> [Instructions for the task]: Look through the material beneath and copy each line with the word "rest".
# # # #
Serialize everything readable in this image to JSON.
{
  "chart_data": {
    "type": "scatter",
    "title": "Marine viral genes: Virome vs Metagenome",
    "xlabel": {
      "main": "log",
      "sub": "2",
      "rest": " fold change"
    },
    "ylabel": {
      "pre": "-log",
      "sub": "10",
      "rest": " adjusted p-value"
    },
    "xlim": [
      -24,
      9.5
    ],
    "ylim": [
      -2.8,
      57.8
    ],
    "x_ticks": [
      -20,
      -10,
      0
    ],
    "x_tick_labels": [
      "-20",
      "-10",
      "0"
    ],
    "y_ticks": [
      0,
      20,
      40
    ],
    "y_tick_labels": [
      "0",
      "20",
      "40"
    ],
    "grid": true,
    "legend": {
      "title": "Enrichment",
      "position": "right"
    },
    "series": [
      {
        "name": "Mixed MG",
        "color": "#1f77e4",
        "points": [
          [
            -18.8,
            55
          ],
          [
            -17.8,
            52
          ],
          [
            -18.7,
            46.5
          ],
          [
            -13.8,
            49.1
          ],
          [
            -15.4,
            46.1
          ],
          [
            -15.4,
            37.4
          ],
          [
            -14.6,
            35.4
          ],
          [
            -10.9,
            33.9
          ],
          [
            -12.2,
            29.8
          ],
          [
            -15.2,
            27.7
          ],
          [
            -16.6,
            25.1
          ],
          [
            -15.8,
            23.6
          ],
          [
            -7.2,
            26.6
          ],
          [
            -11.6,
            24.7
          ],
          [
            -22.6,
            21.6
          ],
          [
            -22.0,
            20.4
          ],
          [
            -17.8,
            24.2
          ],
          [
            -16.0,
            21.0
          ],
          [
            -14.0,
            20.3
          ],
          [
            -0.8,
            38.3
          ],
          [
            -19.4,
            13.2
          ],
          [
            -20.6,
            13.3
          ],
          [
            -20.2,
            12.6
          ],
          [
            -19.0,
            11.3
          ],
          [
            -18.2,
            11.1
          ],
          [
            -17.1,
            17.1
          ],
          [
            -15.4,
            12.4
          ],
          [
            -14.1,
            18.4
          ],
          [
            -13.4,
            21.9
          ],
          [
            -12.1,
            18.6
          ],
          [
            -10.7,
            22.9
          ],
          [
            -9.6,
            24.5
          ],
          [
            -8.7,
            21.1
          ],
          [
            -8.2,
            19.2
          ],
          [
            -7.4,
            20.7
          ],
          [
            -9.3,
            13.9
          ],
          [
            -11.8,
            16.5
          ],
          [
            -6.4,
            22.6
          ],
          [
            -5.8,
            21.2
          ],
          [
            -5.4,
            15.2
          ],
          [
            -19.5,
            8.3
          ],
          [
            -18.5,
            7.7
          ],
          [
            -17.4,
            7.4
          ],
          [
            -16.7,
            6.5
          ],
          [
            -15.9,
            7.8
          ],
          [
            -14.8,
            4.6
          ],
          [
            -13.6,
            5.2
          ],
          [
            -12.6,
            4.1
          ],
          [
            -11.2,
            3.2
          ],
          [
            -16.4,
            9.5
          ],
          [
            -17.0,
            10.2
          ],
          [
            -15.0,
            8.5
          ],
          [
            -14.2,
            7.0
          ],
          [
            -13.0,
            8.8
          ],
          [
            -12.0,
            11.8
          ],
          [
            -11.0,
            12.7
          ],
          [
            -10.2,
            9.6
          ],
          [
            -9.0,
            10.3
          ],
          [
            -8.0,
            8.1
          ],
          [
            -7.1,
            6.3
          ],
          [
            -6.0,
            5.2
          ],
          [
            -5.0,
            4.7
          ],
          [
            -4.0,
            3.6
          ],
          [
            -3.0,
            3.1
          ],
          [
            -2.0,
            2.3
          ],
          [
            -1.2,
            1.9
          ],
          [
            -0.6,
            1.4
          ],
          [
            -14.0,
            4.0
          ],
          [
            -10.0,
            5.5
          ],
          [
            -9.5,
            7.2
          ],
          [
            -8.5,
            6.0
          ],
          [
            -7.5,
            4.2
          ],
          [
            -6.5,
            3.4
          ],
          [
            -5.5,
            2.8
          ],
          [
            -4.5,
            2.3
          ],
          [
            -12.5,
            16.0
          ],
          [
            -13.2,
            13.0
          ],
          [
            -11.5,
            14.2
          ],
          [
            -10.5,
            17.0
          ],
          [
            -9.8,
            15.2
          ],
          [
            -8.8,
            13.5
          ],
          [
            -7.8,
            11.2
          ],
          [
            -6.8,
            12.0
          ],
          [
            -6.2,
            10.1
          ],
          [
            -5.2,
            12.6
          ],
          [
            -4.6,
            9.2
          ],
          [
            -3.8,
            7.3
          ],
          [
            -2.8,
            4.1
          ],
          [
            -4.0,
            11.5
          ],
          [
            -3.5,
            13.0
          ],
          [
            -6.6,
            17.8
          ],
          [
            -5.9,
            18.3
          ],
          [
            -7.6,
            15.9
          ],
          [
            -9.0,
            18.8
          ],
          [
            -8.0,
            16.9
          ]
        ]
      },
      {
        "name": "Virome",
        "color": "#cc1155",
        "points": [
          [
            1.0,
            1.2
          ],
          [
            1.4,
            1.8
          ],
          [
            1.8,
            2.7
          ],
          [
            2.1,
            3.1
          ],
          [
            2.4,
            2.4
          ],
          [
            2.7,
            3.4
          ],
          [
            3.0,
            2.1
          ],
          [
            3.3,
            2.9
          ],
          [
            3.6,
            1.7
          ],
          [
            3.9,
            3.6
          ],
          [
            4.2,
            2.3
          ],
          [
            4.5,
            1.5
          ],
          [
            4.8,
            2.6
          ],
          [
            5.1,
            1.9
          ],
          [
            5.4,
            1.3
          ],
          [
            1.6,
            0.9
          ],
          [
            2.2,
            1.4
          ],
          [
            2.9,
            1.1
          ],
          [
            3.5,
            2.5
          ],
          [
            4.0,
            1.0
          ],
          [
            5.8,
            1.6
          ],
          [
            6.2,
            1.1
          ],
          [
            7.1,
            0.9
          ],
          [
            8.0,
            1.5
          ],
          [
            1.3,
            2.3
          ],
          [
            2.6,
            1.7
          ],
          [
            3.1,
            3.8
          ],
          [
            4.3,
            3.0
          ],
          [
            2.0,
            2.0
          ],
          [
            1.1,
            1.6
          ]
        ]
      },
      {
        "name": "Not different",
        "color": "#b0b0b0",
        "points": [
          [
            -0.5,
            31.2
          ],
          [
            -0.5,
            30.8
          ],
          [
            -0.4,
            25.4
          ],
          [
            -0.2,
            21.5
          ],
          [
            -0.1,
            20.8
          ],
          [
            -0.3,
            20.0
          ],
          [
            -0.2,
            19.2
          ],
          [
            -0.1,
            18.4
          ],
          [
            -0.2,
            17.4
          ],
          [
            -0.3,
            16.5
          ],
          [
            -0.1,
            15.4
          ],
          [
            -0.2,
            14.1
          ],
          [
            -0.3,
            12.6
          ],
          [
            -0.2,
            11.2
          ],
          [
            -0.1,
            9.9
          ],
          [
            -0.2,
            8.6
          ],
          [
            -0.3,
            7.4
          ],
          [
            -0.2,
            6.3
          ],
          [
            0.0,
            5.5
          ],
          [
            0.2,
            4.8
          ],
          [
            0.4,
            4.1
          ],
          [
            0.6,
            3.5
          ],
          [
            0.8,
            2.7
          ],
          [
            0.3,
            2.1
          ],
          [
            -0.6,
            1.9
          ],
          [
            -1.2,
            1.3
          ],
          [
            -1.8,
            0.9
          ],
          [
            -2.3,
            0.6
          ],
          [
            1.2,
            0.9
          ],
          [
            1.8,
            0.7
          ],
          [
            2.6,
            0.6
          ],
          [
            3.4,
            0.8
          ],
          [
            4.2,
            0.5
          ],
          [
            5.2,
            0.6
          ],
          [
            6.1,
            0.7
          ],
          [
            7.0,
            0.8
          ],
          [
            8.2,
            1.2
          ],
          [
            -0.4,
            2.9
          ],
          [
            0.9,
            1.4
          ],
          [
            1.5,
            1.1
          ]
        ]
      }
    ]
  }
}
# # # #
> [Task output]:
      "rest": " fold change"
      "rest": " adjusted p-value"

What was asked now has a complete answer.